• **REQUEST**
Can you pull out each line of the data below that includes the word "情感目标达成"?

• **EXTRACTED RECORDS**
[START]
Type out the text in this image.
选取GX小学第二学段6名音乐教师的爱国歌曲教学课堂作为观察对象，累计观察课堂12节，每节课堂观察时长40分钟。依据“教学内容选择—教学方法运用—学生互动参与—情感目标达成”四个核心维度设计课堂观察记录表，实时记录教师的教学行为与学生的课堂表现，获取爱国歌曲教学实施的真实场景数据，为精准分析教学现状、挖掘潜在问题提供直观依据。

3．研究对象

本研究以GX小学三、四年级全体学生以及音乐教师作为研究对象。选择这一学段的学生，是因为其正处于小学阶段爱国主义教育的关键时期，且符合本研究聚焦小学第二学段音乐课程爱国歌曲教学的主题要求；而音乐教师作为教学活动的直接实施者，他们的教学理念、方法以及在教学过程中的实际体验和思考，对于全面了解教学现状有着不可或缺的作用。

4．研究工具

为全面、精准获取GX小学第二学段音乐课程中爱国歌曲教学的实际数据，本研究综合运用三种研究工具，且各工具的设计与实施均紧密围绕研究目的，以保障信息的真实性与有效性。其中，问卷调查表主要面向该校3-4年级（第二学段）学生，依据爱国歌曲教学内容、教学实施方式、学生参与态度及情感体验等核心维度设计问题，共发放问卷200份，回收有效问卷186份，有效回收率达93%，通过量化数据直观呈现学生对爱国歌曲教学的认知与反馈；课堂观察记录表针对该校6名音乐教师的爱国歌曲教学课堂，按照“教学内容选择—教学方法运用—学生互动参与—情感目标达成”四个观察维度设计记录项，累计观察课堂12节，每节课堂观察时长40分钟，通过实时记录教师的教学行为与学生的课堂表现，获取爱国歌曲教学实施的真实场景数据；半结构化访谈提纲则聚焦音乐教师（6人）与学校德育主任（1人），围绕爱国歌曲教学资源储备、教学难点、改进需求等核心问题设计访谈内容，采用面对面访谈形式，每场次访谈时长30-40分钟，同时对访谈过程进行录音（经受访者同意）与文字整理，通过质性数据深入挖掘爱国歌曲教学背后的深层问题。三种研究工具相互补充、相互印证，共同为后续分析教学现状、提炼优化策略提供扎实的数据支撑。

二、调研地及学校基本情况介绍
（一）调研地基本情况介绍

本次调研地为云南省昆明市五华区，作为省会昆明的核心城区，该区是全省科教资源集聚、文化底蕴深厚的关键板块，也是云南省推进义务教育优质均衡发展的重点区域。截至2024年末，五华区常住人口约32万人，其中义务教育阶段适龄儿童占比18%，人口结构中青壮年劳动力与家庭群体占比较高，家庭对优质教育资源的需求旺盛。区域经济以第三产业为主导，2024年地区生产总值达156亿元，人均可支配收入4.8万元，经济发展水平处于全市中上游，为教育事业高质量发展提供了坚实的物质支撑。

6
[END]
• **SOLUTION BELOW**
选取GX小学第二学段6名音乐教师的爱国歌曲教学课堂作为观察对象，累计观察课堂12节，每节课堂观察时长40分钟。依据“教学内容选择—教学方法运用—学生互动参与—情感目标达成”四个核心维度设计课堂观察记录表，实时记录教师的教学行为与学生的课堂表现，获取爱国歌曲教学实施的真实场景数据，为精准分析教学现状、挖掘潜在问题提供直观依据。
为全面、精准获取GX小学第二学段音乐课程中爱国歌曲教学的实际数据，本研究综合运用三种研究工具，且各工具的设计与实施均紧密围绕研究目的，以保障信息的真实性与有效性。其中，问卷调查表主要面向该校3-4年级（第二学段）学生，依据爱国歌曲教学内容、教学实施方式、学生参与态度及情感体验等核心维度设计问题，共发放问卷200份，回收有效问卷186份，有效回收率达93%，通过量化数据直观呈现学生对爱国歌曲教学的认知与反馈；课堂观察记录表针对该校6名音乐教师的爱国歌曲教学课堂，按照“教学内容选择—教学方法运用—学生互动参与—情感目标达成”四个观察维度设计记录项，累计观察课堂12节，每节课堂观察时长40分钟，通过实时记录教师的教学行为与学生的课堂表现，获取爱国歌曲教学实施的真实场景数据；半结构化访谈提纲则聚焦音乐教师（6人）与学校德育主任（1人），围绕爱国歌曲教学资源储备、教学难点、改进需求等核心问题设计访谈内容，采用面对面访谈形式，每场次访谈时长30-40分钟，同时对访谈过程进行录音（经受访者同意）与文字整理，通过质性数据深入挖掘爱国歌曲教学背后的深层问题。三种研究工具相互补充、相互印证，共同为后续分析教学现状、提炼优化策略提供扎实的数据支撑。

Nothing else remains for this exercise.